Problem description: Return only the count of lines in which the word "Soviet" appears.

::: Data to use

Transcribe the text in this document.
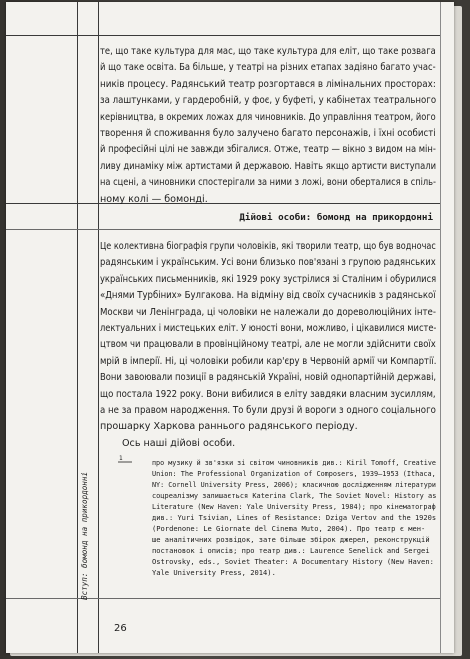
те, що таке культура для мас, що таке культура для еліт, що таке розвага
й що таке освіта. Ба більше, у театрі на різних етапах задіяно багато учас-
ників процесу. Радянський театр розгортався в лімінальних просторах:
за лаштунками, у гардеробній, у фоє, у буфеті, у кабінетах театрального
керівництва, в окремих ложах для чиновників. До управління театром, його
творення й споживання було залучено багато персонажів, і їхні особисті
й професійні цілі не завжди збігалися. Отже, театр — вікно з видом на мін-
ливу динаміку між артистами й державою. Навіть якщо артисти виступали
на сцені, а чиновники спостерігали за ними з ложі, вони оберталися в спіль-
ному колі — бомонді.
Дійові особи: бомонд на прикордонні
Це колективна біографія групи чоловіків, які творили театр, що був водночас
радянським і українським. Усі вони близько пов'язані з групою радянських
українських письменників, які 1929 року зустрілися зі Сталіним і обурилися
«Днями Турбіних» Булгакова. На відміну від своїх сучасників з радянської
Москви чи Ленінграда, ці чоловіки не належали до дореволюційних інте-
лектуальних і мистецьких еліт. У юності вони, можливо, і цікавилися мисте-
цтвом чи працювали в провінційному театрі, але не могли здійснити своїх
мрій в імперії. Ні, ці чоловіки робили кар'єру в Червоній армії чи Компартії.
Вони завоювали позиції в радянській Україні, новій однопартійній державі,
що постала 1922 року. Вони вибилися в еліту завдяки власним зусиллям,
а не за правом народження. То були друзі й вороги з одного соціального
прошарку Харкова раннього радянського періоду.
Ось наші дійові особи.
1	про музику й зв'язки зі світом чиновників див.: Kiril Tomoff, Creative
Union: The Professional Organization of Composers, 1939–1953 (Ithaca,
NY: Cornell University Press, 2006); класичною дослідженням літератури
соцреалізму залишається Katerina Clark, The Soviet Novel: History as
Literature (New Haven: Yale University Press, 1984); про кінематограф
див.: Yuri Tsivian, Lines of Resistance: Dziga Vertov and the 1920s
(Pordenone: Le Giornate del Cinema Muto, 2004). Про театр є мен-
ше аналітичних розвідок, зате більше збірок джерел, реконструкцій
постановок і описів; про театр див.: Laurence Senelick and Sergei
Ostrovsky, eds., Soviet Theater: A Documentary History (New Haven:
Yale University Press, 2014).
Вступ: бомонд на прикордонні
26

::::::

Worked answer: 2